▸ **Written problem**: Write out every entry, unchanged. Skip any picture.

▸ **Task material**:
--- start ---

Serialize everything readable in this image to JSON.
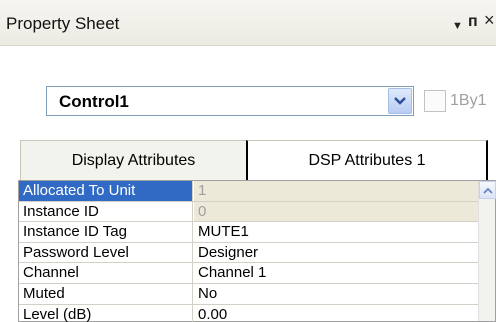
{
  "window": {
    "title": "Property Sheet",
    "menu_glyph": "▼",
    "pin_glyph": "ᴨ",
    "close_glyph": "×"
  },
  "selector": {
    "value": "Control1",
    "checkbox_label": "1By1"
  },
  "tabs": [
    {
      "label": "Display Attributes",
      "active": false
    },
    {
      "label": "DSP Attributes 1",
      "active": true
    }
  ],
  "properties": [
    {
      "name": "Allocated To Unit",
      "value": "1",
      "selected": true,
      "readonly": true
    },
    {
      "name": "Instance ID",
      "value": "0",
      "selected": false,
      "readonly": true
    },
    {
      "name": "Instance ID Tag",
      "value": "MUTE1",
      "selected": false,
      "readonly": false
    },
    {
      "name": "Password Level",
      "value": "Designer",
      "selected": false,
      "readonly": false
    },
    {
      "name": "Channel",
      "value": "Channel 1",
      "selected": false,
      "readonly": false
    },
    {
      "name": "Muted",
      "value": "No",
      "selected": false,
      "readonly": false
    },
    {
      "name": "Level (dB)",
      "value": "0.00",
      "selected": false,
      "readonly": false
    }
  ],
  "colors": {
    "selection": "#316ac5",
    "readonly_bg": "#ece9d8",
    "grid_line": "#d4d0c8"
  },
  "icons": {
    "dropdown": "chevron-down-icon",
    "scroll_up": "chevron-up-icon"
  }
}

--- end ---

▸ **Task result**:
Serialize everything readable in this image to JSON.
{
  "window": {
    "title": "Property Sheet",
    "menu_glyph": "▼",
    "pin_glyph": "ᴨ",
    "close_glyph": "×"
  },
  "selector": {
    "value": "Control1",
    "checkbox_label": "1By1"
  },
  "tabs": [
    {
      "label": "Display Attributes",
      "active": false
    },
    {
      "label": "DSP Attributes 1",
      "active": true
    }
  ],
  "properties": [
    {
      "name": "Allocated To Unit",
      "value": "1",
      "selected": true,
      "readonly": true
    },
    {
      "name": "Instance ID",
      "value": "0",
      "selected": false,
      "readonly": true
    },
    {
      "name": "Instance ID Tag",
      "value": "MUTE1",
      "selected": false,
      "readonly": false
    },
    {
      "name": "Password Level",
      "value": "Designer",
      "selected": false,
      "readonly": false
    },
    {
      "name": "Channel",
      "value": "Channel 1",
      "selected": false,
      "readonly": false
    },
    {
      "name": "Muted",
      "value": "No",
      "selected": false,
      "readonly": false
    },
    {
      "name": "Level (dB)",
      "value": "0.00",
      "selected": false,
      "readonly": false
    }
  ],
  "colors": {
    "selection": "#316ac5",
    "readonly_bg": "#ece9d8",
    "grid_line": "#d4d0c8"
  },
  "icons": {
    "dropdown": "chevron-down-icon",
    "scroll_up": "chevron-up-icon"
  }
}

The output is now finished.